[START AVAILABLE RECORDS]
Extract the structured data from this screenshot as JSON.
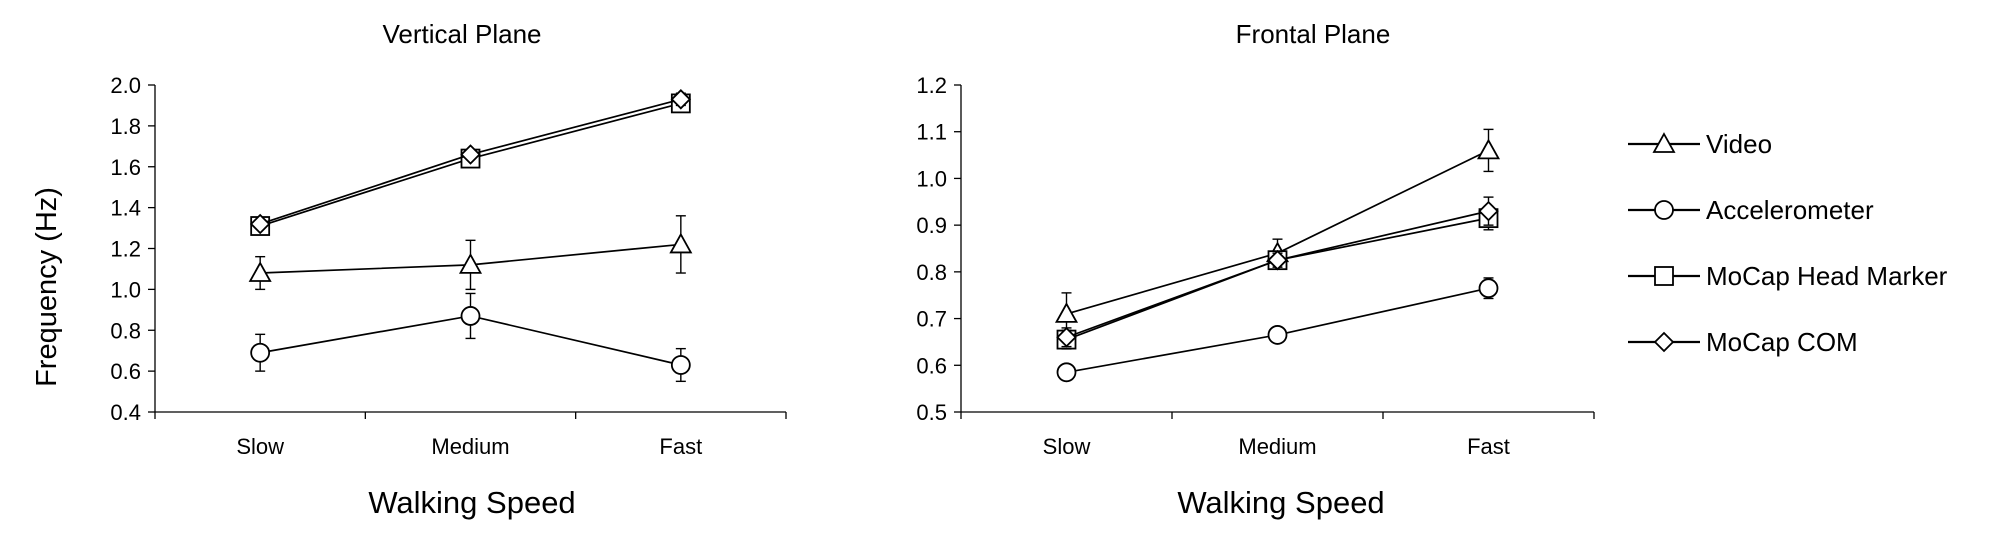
{
  "figure": {
    "ylabel": "Frequency (Hz)"
  },
  "legend": {
    "placement": "right",
    "entries": [
      {
        "name": "Video",
        "marker": "triangle"
      },
      {
        "name": "Accelerometer",
        "marker": "circle"
      },
      {
        "name": "MoCap Head Marker",
        "marker": "square"
      },
      {
        "name": "MoCap COM",
        "marker": "diamond"
      }
    ]
  },
  "chart_data": [
    {
      "type": "line",
      "title": "Vertical Plane",
      "xlabel": "Walking Speed",
      "ylabel": "Frequency (Hz)",
      "categories": [
        "Slow",
        "Medium",
        "Fast"
      ],
      "ylim": [
        0.4,
        2.0
      ],
      "yticks": [
        "0.4",
        "0.6",
        "0.8",
        "1.0",
        "1.2",
        "1.4",
        "1.6",
        "1.8",
        "2.0"
      ],
      "grid": false,
      "series": [
        {
          "name": "Video",
          "marker": "triangle",
          "values": [
            1.08,
            1.12,
            1.22
          ],
          "error": [
            0.08,
            0.12,
            0.14
          ]
        },
        {
          "name": "Accelerometer",
          "marker": "circle",
          "values": [
            0.69,
            0.87,
            0.63
          ],
          "error": [
            0.09,
            0.11,
            0.08
          ]
        },
        {
          "name": "MoCap Head Marker",
          "marker": "square",
          "values": [
            1.31,
            1.64,
            1.91
          ],
          "error": [
            0.02,
            0.02,
            0.03
          ]
        },
        {
          "name": "MoCap COM",
          "marker": "diamond",
          "values": [
            1.32,
            1.66,
            1.93
          ],
          "error": [
            0.02,
            0.02,
            0.03
          ]
        }
      ]
    },
    {
      "type": "line",
      "title": "Frontal Plane",
      "xlabel": "Walking Speed",
      "ylabel": "",
      "categories": [
        "Slow",
        "Medium",
        "Fast"
      ],
      "ylim": [
        0.5,
        1.2
      ],
      "yticks": [
        "0.5",
        "0.6",
        "0.7",
        "0.8",
        "0.9",
        "1.0",
        "1.1",
        "1.2"
      ],
      "grid": false,
      "series": [
        {
          "name": "Video",
          "marker": "triangle",
          "values": [
            0.71,
            0.84,
            1.06
          ],
          "error": [
            0.045,
            0.03,
            0.045
          ]
        },
        {
          "name": "Accelerometer",
          "marker": "circle",
          "values": [
            0.585,
            0.665,
            0.765
          ],
          "error": [
            0.008,
            0.008,
            0.022
          ]
        },
        {
          "name": "MoCap Head Marker",
          "marker": "square",
          "values": [
            0.655,
            0.825,
            0.915
          ],
          "error": [
            0.02,
            0.015,
            0.025
          ]
        },
        {
          "name": "MoCap COM",
          "marker": "diamond",
          "values": [
            0.66,
            0.825,
            0.93
          ],
          "error": [
            0.02,
            0.015,
            0.03
          ]
        }
      ]
    }
  ]
}
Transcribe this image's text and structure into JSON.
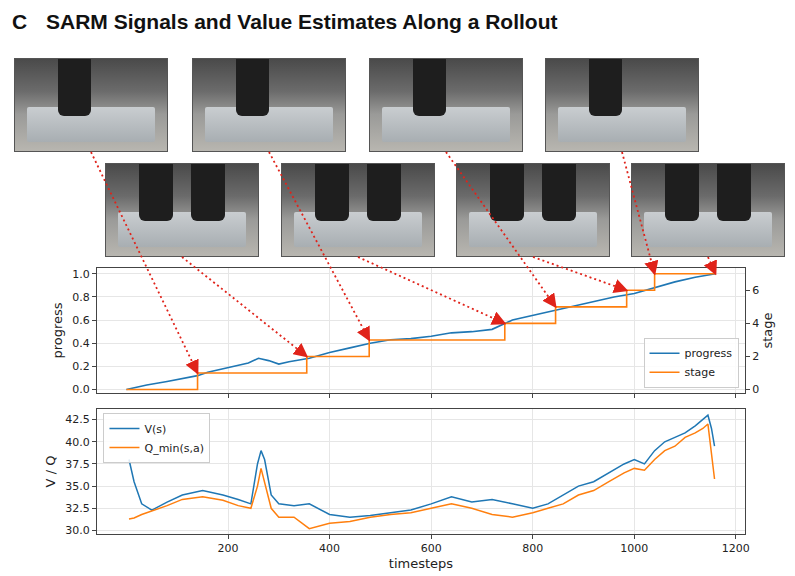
{
  "section": "C",
  "heading": "SARM Signals and Value Estimates Along a Rollout",
  "chart_data": [
    {
      "type": "line",
      "xlim": [
        -58,
        1218
      ],
      "xticks": [
        200,
        400,
        600,
        800,
        1000,
        1200
      ],
      "ylim": [
        -0.03,
        1.05
      ],
      "yticks": [
        {
          "value": 0,
          "label": "0.0"
        },
        {
          "value": 0.2,
          "label": "0.2"
        },
        {
          "value": 0.4,
          "label": "0.4"
        },
        {
          "value": 0.6,
          "label": "0.6"
        },
        {
          "value": 0.8,
          "label": "0.8"
        },
        {
          "value": 1,
          "label": "1.0"
        }
      ],
      "ylabel": "progress",
      "y2label": "stage",
      "y2lim": [
        -0.21,
        7.35
      ],
      "y2ticks": [
        0,
        2,
        4,
        6
      ],
      "grid": true,
      "legend": "lower right",
      "tick_labels": "y",
      "series": [
        {
          "name": "progress",
          "color": "#1f77b4",
          "x": [
            0,
            40,
            80,
            120,
            140,
            160,
            200,
            240,
            260,
            280,
            300,
            320,
            360,
            400,
            440,
            480,
            520,
            560,
            600,
            640,
            680,
            720,
            760,
            800,
            840,
            880,
            920,
            960,
            1000,
            1040,
            1080,
            1120,
            1160
          ],
          "values": [
            0.0,
            0.04,
            0.07,
            0.1,
            0.12,
            0.15,
            0.19,
            0.23,
            0.27,
            0.25,
            0.22,
            0.24,
            0.27,
            0.32,
            0.36,
            0.4,
            0.43,
            0.44,
            0.46,
            0.49,
            0.5,
            0.52,
            0.6,
            0.64,
            0.68,
            0.72,
            0.76,
            0.8,
            0.83,
            0.88,
            0.93,
            0.97,
            1.0
          ]
        },
        {
          "name": "stage",
          "color": "#ff7f0e",
          "axis": "y2",
          "line_style": "steps",
          "x": [
            0,
            140,
            355,
            478,
            745,
            845,
            985,
            1040,
            1160
          ],
          "values": [
            0,
            1,
            2,
            3,
            4,
            5,
            6,
            7,
            7
          ]
        }
      ]
    },
    {
      "type": "line",
      "xlabel": "timesteps",
      "ylabel": "V / Q",
      "xlim": [
        -58,
        1218
      ],
      "xticks": [
        200,
        400,
        600,
        800,
        1000,
        1200
      ],
      "ylim": [
        29.6,
        43.7
      ],
      "yticks": [
        {
          "value": 30,
          "label": "30.0"
        },
        {
          "value": 32.5,
          "label": "32.5"
        },
        {
          "value": 35,
          "label": "35.0"
        },
        {
          "value": 37.5,
          "label": "37.5"
        },
        {
          "value": 40,
          "label": "40.0"
        },
        {
          "value": 42.5,
          "label": "42.5"
        }
      ],
      "grid": true,
      "legend": "upper left",
      "x": [
        5,
        15,
        30,
        50,
        80,
        110,
        150,
        190,
        220,
        245,
        258,
        265,
        272,
        285,
        300,
        330,
        360,
        400,
        440,
        480,
        520,
        560,
        600,
        640,
        680,
        720,
        760,
        800,
        830,
        860,
        890,
        920,
        950,
        980,
        1000,
        1020,
        1040,
        1060,
        1080,
        1100,
        1120,
        1135,
        1145,
        1152,
        1158
      ],
      "series": [
        {
          "name": "V(s)",
          "color": "#1f77b4",
          "values": [
            38.0,
            35.5,
            33.0,
            32.3,
            33.2,
            34.0,
            34.5,
            34.0,
            33.5,
            33.0,
            37.5,
            39.0,
            38.0,
            34.0,
            33.0,
            32.8,
            33.0,
            31.8,
            31.5,
            31.7,
            32.0,
            32.3,
            33.0,
            33.8,
            33.2,
            33.5,
            33.0,
            32.5,
            33.0,
            34.0,
            35.0,
            35.5,
            36.5,
            37.5,
            38.0,
            37.5,
            39.0,
            40.0,
            40.5,
            41.0,
            41.8,
            42.5,
            43.0,
            41.5,
            39.5
          ]
        },
        {
          "name": "Q_min(s,a)",
          "color": "#ff7f0e",
          "values": [
            31.3,
            31.4,
            31.8,
            32.2,
            32.8,
            33.5,
            33.8,
            33.4,
            32.8,
            32.5,
            35.0,
            37.0,
            35.5,
            32.5,
            31.5,
            31.5,
            30.2,
            30.8,
            31.0,
            31.5,
            31.8,
            32.0,
            32.5,
            33.0,
            32.5,
            31.8,
            31.5,
            32.0,
            32.5,
            33.0,
            34.0,
            34.5,
            35.5,
            36.5,
            37.0,
            36.8,
            38.0,
            39.0,
            39.5,
            40.5,
            41.0,
            41.5,
            42.0,
            38.5,
            35.8
          ]
        }
      ]
    }
  ]
}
[END AVAILABLE RECORDS]
### [WHAT YOU ARE ASKED TO DO]
The listing above needs to be output again exactly. Don't include the pictures.

### [SOLUTION FOR THIS EXERCISE]
Extract the structured data from this screenshot as JSON.
{
  "figure": {
    "ylabel": "Frequency (Hz)"
  },
  "legend": {
    "placement": "right",
    "entries": [
      {
        "name": "Video",
        "marker": "triangle"
      },
      {
        "name": "Accelerometer",
        "marker": "circle"
      },
      {
        "name": "MoCap Head Marker",
        "marker": "square"
      },
      {
        "name": "MoCap COM",
        "marker": "diamond"
      }
    ]
  },
  "chart_data": [
    {
      "type": "line",
      "title": "Vertical Plane",
      "xlabel": "Walking Speed",
      "ylabel": "Frequency (Hz)",
      "categories": [
        "Slow",
        "Medium",
        "Fast"
      ],
      "ylim": [
        0.4,
        2.0
      ],
      "yticks": [
        "0.4",
        "0.6",
        "0.8",
        "1.0",
        "1.2",
        "1.4",
        "1.6",
        "1.8",
        "2.0"
      ],
      "grid": false,
      "series": [
        {
          "name": "Video",
          "marker": "triangle",
          "values": [
            1.08,
            1.12,
            1.22
          ],
          "error": [
            0.08,
            0.12,
            0.14
          ]
        },
        {
          "name": "Accelerometer",
          "marker": "circle",
          "values": [
            0.69,
            0.87,
            0.63
          ],
          "error": [
            0.09,
            0.11,
            0.08
          ]
        },
        {
          "name": "MoCap Head Marker",
          "marker": "square",
          "values": [
            1.31,
            1.64,
            1.91
          ],
          "error": [
            0.02,
            0.02,
            0.03
          ]
        },
        {
          "name": "MoCap COM",
          "marker": "diamond",
          "values": [
            1.32,
            1.66,
            1.93
          ],
          "error": [
            0.02,
            0.02,
            0.03
          ]
        }
      ]
    },
    {
      "type": "line",
      "title": "Frontal Plane",
      "xlabel": "Walking Speed",
      "ylabel": "",
      "categories": [
        "Slow",
        "Medium",
        "Fast"
      ],
      "ylim": [
        0.5,
        1.2
      ],
      "yticks": [
        "0.5",
        "0.6",
        "0.7",
        "0.8",
        "0.9",
        "1.0",
        "1.1",
        "1.2"
      ],
      "grid": false,
      "series": [
        {
          "name": "Video",
          "marker": "triangle",
          "values": [
            0.71,
            0.84,
            1.06
          ],
          "error": [
            0.045,
            0.03,
            0.045
          ]
        },
        {
          "name": "Accelerometer",
          "marker": "circle",
          "values": [
            0.585,
            0.665,
            0.765
          ],
          "error": [
            0.008,
            0.008,
            0.022
          ]
        },
        {
          "name": "MoCap Head Marker",
          "marker": "square",
          "values": [
            0.655,
            0.825,
            0.915
          ],
          "error": [
            0.02,
            0.015,
            0.025
          ]
        },
        {
          "name": "MoCap COM",
          "marker": "diamond",
          "values": [
            0.66,
            0.825,
            0.93
          ],
          "error": [
            0.02,
            0.015,
            0.03
          ]
        }
      ]
    }
  ]
}
Transcribe this image's text and structure into JSON.
{
  "section": "C",
  "heading": "SARM Signals and Value Estimates Along a Rollout",
  "chart_data": [
    {
      "type": "line",
      "xlim": [
        -58,
        1218
      ],
      "xticks": [
        200,
        400,
        600,
        800,
        1000,
        1200
      ],
      "ylim": [
        -0.03,
        1.05
      ],
      "yticks": [
        {
          "value": 0,
          "label": "0.0"
        },
        {
          "value": 0.2,
          "label": "0.2"
        },
        {
          "value": 0.4,
          "label": "0.4"
        },
        {
          "value": 0.6,
          "label": "0.6"
        },
        {
          "value": 0.8,
          "label": "0.8"
        },
        {
          "value": 1,
          "label": "1.0"
        }
      ],
      "ylabel": "progress",
      "y2label": "stage",
      "y2lim": [
        -0.21,
        7.35
      ],
      "y2ticks": [
        0,
        2,
        4,
        6
      ],
      "grid": true,
      "legend": "lower right",
      "tick_labels": "y",
      "series": [
        {
          "name": "progress",
          "color": "#1f77b4",
          "x": [
            0,
            40,
            80,
            120,
            140,
            160,
            200,
            240,
            260,
            280,
            300,
            320,
            360,
            400,
            440,
            480,
            520,
            560,
            600,
            640,
            680,
            720,
            760,
            800,
            840,
            880,
            920,
            960,
            1000,
            1040,
            1080,
            1120,
            1160
          ],
          "values": [
            0.0,
            0.04,
            0.07,
            0.1,
            0.12,
            0.15,
            0.19,
            0.23,
            0.27,
            0.25,
            0.22,
            0.24,
            0.27,
            0.32,
            0.36,
            0.4,
            0.43,
            0.44,
            0.46,
            0.49,
            0.5,
            0.52,
            0.6,
            0.64,
            0.68,
            0.72,
            0.76,
            0.8,
            0.83,
            0.88,
            0.93,
            0.97,
            1.0
          ]
        },
        {
          "name": "stage",
          "color": "#ff7f0e",
          "axis": "y2",
          "line_style": "steps",
          "x": [
            0,
            140,
            355,
            478,
            745,
            845,
            985,
            1040,
            1160
          ],
          "values": [
            0,
            1,
            2,
            3,
            4,
            5,
            6,
            7,
            7
          ]
        }
      ]
    },
    {
      "type": "line",
      "xlabel": "timesteps",
      "ylabel": "V / Q",
      "xlim": [
        -58,
        1218
      ],
      "xticks": [
        200,
        400,
        600,
        800,
        1000,
        1200
      ],
      "ylim": [
        29.6,
        43.7
      ],
      "yticks": [
        {
          "value": 30,
          "label": "30.0"
        },
        {
          "value": 32.5,
          "label": "32.5"
        },
        {
          "value": 35,
          "label": "35.0"
        },
        {
          "value": 37.5,
          "label": "37.5"
        },
        {
          "value": 40,
          "label": "40.0"
        },
        {
          "value": 42.5,
          "label": "42.5"
        }
      ],
      "grid": true,
      "legend": "upper left",
      "x": [
        5,
        15,
        30,
        50,
        80,
        110,
        150,
        190,
        220,
        245,
        258,
        265,
        272,
        285,
        300,
        330,
        360,
        400,
        440,
        480,
        520,
        560,
        600,
        640,
        680,
        720,
        760,
        800,
        830,
        860,
        890,
        920,
        950,
        980,
        1000,
        1020,
        1040,
        1060,
        1080,
        1100,
        1120,
        1135,
        1145,
        1152,
        1158
      ],
      "series": [
        {
          "name": "V(s)",
          "color": "#1f77b4",
          "values": [
            38.0,
            35.5,
            33.0,
            32.3,
            33.2,
            34.0,
            34.5,
            34.0,
            33.5,
            33.0,
            37.5,
            39.0,
            38.0,
            34.0,
            33.0,
            32.8,
            33.0,
            31.8,
            31.5,
            31.7,
            32.0,
            32.3,
            33.0,
            33.8,
            33.2,
            33.5,
            33.0,
            32.5,
            33.0,
            34.0,
            35.0,
            35.5,
            36.5,
            37.5,
            38.0,
            37.5,
            39.0,
            40.0,
            40.5,
            41.0,
            41.8,
            42.5,
            43.0,
            41.5,
            39.5
          ]
        },
        {
          "name": "Q_min(s,a)",
          "color": "#ff7f0e",
          "values": [
            31.3,
            31.4,
            31.8,
            32.2,
            32.8,
            33.5,
            33.8,
            33.4,
            32.8,
            32.5,
            35.0,
            37.0,
            35.5,
            32.5,
            31.5,
            31.5,
            30.2,
            30.8,
            31.0,
            31.5,
            31.8,
            32.0,
            32.5,
            33.0,
            32.5,
            31.8,
            31.5,
            32.0,
            32.5,
            33.0,
            34.0,
            34.5,
            35.5,
            36.5,
            37.0,
            36.8,
            38.0,
            39.0,
            39.5,
            40.5,
            41.0,
            41.5,
            42.0,
            38.5,
            35.8
          ]
        }
      ]
    }
  ]
}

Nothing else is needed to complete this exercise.